Copy every line of the data in which the word "零点的问题转为函数图象的交点" occurs.

- - - -

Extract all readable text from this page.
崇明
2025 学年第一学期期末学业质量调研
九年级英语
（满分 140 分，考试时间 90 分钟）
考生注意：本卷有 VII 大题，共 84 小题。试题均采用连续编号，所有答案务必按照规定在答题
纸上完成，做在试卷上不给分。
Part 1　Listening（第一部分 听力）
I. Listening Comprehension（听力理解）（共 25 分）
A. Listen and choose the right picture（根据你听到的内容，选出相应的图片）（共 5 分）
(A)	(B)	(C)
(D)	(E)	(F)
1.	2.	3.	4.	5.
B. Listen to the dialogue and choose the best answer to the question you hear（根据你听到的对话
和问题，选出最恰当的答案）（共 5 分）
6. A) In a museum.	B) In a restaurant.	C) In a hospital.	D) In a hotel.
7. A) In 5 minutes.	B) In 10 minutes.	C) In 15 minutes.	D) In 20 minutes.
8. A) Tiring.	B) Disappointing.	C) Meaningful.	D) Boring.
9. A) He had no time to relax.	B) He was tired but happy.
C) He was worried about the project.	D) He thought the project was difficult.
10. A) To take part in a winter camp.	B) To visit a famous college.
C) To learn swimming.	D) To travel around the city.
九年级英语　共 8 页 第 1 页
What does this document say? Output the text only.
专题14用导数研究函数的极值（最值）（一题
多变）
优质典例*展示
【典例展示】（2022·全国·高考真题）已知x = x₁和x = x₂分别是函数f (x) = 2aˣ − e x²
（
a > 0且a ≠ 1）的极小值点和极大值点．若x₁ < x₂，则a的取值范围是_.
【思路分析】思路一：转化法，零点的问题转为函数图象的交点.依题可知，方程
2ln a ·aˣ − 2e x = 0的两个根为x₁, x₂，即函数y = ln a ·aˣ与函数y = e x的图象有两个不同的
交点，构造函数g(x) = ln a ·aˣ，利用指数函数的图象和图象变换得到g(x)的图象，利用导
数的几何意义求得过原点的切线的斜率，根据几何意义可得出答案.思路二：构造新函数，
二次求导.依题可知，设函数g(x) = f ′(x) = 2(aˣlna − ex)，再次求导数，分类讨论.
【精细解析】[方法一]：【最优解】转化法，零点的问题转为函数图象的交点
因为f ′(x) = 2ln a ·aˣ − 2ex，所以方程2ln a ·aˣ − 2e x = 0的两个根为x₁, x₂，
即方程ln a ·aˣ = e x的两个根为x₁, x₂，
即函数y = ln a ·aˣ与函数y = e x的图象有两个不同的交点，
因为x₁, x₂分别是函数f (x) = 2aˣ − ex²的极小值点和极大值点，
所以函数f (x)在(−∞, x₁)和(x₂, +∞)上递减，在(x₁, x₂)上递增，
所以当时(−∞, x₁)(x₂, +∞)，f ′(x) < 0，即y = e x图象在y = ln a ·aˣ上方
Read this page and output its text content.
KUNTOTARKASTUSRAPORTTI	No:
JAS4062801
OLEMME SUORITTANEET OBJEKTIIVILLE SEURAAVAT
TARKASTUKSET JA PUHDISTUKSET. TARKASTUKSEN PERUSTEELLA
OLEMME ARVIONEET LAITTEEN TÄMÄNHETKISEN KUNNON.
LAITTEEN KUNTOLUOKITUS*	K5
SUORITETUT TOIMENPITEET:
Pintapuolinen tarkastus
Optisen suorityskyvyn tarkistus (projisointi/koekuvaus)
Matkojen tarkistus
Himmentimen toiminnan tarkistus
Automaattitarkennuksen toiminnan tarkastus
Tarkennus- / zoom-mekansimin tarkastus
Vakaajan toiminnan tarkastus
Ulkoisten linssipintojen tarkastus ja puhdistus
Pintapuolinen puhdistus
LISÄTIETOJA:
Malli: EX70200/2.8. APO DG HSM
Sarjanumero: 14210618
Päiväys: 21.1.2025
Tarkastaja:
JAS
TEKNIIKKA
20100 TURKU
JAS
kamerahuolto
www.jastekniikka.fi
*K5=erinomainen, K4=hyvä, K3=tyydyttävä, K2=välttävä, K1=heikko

- - - -

▸ **Finished answer**:
【思路分析】思路一：转化法，零点的问题转为函数图象的交点.依题可知，方程
【精细解析】[方法一]：【最优解】转化法，零点的问题转为函数图象的交点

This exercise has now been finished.